* [WHAT THE TASK REQUIRES] Copy each line of the records that holds the string "NaCl".

* [THE INPUT]
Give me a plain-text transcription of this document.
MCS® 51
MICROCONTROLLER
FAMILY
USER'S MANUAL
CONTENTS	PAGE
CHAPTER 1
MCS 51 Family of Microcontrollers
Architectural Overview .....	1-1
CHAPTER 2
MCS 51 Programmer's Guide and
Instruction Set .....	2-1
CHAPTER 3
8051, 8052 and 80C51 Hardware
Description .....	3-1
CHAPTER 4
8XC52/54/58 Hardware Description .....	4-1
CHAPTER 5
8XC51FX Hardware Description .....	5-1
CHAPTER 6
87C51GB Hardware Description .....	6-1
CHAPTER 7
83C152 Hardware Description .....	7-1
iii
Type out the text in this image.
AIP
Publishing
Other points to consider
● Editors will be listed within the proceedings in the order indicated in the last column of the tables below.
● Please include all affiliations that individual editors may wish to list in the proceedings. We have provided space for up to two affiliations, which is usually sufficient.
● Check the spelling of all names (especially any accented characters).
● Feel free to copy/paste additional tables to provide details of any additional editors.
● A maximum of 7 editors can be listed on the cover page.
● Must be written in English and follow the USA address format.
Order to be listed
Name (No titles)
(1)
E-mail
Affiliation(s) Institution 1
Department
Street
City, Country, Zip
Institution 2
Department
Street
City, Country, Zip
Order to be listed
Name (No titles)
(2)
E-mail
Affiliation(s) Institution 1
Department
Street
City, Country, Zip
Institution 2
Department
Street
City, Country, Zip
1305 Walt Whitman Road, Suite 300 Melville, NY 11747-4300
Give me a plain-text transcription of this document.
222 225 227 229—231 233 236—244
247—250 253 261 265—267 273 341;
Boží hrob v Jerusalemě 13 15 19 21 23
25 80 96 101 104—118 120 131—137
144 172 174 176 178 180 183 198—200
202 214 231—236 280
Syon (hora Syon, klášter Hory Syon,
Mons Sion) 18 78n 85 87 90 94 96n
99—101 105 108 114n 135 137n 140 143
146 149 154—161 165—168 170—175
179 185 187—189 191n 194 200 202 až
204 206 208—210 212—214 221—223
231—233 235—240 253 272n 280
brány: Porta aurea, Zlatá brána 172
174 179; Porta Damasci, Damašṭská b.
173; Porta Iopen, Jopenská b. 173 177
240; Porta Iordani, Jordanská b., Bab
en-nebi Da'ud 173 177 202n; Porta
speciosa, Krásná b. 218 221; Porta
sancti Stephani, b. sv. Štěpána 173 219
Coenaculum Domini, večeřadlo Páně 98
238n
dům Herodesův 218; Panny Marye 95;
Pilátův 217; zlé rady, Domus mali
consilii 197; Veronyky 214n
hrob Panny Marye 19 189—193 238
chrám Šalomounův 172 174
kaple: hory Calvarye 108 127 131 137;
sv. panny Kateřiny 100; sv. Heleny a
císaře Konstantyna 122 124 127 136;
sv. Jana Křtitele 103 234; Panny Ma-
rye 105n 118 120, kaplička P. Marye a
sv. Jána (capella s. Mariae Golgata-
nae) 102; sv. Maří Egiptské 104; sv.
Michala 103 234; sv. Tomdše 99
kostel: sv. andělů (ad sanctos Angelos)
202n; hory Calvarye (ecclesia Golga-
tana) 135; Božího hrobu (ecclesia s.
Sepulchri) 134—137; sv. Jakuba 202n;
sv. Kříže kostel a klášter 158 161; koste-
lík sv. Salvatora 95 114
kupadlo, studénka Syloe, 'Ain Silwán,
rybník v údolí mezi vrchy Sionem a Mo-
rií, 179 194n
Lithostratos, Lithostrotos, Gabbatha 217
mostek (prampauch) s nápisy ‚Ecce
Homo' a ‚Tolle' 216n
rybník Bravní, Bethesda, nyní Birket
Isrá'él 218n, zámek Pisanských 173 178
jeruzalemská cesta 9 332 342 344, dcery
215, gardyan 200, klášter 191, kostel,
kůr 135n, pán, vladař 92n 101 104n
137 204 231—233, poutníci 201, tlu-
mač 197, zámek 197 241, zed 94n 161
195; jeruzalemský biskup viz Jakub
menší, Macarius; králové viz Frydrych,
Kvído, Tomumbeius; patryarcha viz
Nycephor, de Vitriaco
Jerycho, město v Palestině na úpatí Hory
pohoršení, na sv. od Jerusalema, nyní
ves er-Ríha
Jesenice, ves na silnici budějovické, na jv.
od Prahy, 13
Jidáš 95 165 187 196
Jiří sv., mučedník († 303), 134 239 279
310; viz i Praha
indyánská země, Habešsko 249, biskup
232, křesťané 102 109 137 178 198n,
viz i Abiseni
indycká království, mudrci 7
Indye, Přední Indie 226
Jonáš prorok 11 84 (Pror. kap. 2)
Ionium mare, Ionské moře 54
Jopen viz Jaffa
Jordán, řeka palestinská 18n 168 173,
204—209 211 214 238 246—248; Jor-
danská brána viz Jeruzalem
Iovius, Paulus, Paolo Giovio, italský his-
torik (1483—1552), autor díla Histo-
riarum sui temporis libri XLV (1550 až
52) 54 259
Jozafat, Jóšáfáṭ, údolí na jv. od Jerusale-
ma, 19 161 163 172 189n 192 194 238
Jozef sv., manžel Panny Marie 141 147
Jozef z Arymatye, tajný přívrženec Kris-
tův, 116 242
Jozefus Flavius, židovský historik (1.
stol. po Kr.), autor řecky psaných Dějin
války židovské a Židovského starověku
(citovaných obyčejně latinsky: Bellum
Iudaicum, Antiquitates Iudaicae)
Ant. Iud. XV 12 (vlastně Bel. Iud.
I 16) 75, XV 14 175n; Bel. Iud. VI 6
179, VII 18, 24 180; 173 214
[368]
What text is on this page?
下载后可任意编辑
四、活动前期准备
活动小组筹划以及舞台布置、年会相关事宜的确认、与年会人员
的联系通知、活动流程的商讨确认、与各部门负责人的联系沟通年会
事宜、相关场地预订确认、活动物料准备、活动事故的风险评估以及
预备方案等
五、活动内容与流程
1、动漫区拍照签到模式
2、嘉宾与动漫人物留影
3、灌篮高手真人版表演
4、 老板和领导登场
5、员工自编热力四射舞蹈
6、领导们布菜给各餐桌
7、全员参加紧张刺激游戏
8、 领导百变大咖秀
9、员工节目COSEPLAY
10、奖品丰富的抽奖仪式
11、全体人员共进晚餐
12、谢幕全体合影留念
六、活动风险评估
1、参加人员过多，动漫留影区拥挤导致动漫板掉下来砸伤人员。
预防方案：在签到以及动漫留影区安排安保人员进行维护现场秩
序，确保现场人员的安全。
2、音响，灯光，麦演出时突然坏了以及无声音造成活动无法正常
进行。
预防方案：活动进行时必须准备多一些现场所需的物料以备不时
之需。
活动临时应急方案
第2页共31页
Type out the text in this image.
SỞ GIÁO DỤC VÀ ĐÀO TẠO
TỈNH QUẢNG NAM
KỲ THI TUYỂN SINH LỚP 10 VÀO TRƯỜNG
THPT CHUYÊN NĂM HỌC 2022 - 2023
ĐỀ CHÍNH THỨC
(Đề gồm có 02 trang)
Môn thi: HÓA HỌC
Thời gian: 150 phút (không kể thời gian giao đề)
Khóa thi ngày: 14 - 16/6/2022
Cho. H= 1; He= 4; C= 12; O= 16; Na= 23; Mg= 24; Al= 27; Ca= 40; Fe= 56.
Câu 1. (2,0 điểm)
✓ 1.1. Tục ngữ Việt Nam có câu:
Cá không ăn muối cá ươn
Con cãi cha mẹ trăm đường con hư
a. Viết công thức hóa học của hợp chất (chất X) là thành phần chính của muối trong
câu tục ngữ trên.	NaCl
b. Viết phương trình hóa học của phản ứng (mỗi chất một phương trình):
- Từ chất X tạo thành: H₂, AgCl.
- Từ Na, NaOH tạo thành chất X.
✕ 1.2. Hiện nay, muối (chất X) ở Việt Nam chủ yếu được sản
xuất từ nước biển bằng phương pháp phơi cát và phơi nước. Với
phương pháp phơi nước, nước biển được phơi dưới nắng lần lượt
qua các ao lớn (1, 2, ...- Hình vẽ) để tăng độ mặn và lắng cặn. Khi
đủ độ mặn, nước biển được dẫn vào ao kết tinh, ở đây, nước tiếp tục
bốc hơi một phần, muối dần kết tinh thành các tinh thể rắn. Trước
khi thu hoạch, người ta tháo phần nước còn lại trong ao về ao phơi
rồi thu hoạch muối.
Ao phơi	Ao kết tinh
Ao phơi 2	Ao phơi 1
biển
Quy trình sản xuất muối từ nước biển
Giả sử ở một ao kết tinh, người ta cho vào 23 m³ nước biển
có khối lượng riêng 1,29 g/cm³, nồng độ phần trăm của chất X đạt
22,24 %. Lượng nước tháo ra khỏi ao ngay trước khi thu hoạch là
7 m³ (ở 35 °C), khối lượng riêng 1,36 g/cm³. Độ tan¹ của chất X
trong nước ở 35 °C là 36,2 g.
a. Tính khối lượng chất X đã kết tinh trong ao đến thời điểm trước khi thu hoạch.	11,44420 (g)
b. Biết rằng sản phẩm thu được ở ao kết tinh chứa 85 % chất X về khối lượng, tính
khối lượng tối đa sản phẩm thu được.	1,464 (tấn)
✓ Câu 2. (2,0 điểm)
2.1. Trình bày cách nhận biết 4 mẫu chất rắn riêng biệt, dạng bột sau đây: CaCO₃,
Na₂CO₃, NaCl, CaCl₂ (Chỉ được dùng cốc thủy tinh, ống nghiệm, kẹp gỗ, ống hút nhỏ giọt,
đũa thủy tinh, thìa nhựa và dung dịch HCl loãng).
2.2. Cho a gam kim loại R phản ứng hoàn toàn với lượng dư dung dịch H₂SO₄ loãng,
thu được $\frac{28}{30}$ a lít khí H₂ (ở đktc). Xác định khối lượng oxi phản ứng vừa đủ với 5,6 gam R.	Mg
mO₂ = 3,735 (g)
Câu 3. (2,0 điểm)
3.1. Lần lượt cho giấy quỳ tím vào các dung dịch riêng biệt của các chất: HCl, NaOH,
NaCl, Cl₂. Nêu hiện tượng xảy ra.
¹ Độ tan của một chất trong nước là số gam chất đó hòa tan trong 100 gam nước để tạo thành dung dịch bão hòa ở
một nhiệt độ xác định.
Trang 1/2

* [TASK ANSWER]
câu tục ngữ trên.	NaCl
Na₂CO₃, NaCl, CaCl₂ (Chỉ được dùng cốc thủy tinh, ống nghiệm, kẹp gỗ, ống hút nhỏ giọt,
NaCl, Cl₂. Nêu hiện tượng xảy ra.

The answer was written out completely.